**WHAT IS EXPECTED**
What follows is a block of records; restate each one word for word.

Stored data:

__________________________________________________

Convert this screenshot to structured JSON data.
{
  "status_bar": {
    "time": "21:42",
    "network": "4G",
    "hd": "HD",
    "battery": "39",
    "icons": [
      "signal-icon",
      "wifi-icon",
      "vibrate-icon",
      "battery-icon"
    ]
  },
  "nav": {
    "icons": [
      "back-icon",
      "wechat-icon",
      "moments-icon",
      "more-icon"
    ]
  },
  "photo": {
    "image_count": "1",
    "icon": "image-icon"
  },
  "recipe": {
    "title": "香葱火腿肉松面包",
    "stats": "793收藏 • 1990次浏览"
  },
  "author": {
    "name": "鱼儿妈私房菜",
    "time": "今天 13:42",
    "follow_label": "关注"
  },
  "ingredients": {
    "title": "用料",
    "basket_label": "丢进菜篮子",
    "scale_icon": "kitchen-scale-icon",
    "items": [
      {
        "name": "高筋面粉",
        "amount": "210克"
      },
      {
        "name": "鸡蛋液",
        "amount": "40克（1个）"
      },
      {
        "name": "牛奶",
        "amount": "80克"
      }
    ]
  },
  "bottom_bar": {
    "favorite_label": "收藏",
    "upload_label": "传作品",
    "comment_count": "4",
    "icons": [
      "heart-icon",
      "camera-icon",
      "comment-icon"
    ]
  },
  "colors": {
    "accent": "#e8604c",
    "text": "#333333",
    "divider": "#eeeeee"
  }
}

__________________________________________________

**RIGHT ANSWER**
Convert this screenshot to structured JSON data.
{
  "status_bar": {
    "time": "21:42",
    "network": "4G",
    "hd": "HD",
    "battery": "39",
    "icons": [
      "signal-icon",
      "wifi-icon",
      "vibrate-icon",
      "battery-icon"
    ]
  },
  "nav": {
    "icons": [
      "back-icon",
      "wechat-icon",
      "moments-icon",
      "more-icon"
    ]
  },
  "photo": {
    "image_count": "1",
    "icon": "image-icon"
  },
  "recipe": {
    "title": "香葱火腿肉松面包",
    "stats": "793收藏 • 1990次浏览"
  },
  "author": {
    "name": "鱼儿妈私房菜",
    "time": "今天 13:42",
    "follow_label": "关注"
  },
  "ingredients": {
    "title": "用料",
    "basket_label": "丢进菜篮子",
    "scale_icon": "kitchen-scale-icon",
    "items": [
      {
        "name": "高筋面粉",
        "amount": "210克"
      },
      {
        "name": "鸡蛋液",
        "amount": "40克（1个）"
      },
      {
        "name": "牛奶",
        "amount": "80克"
      }
    ]
  },
  "bottom_bar": {
    "favorite_label": "收藏",
    "upload_label": "传作品",
    "comment_count": "4",
    "icons": [
      "heart-icon",
      "camera-icon",
      "comment-icon"
    ]
  },
  "colors": {
    "accent": "#e8604c",
    "text": "#333333",
    "divider": "#eeeeee"
  }
}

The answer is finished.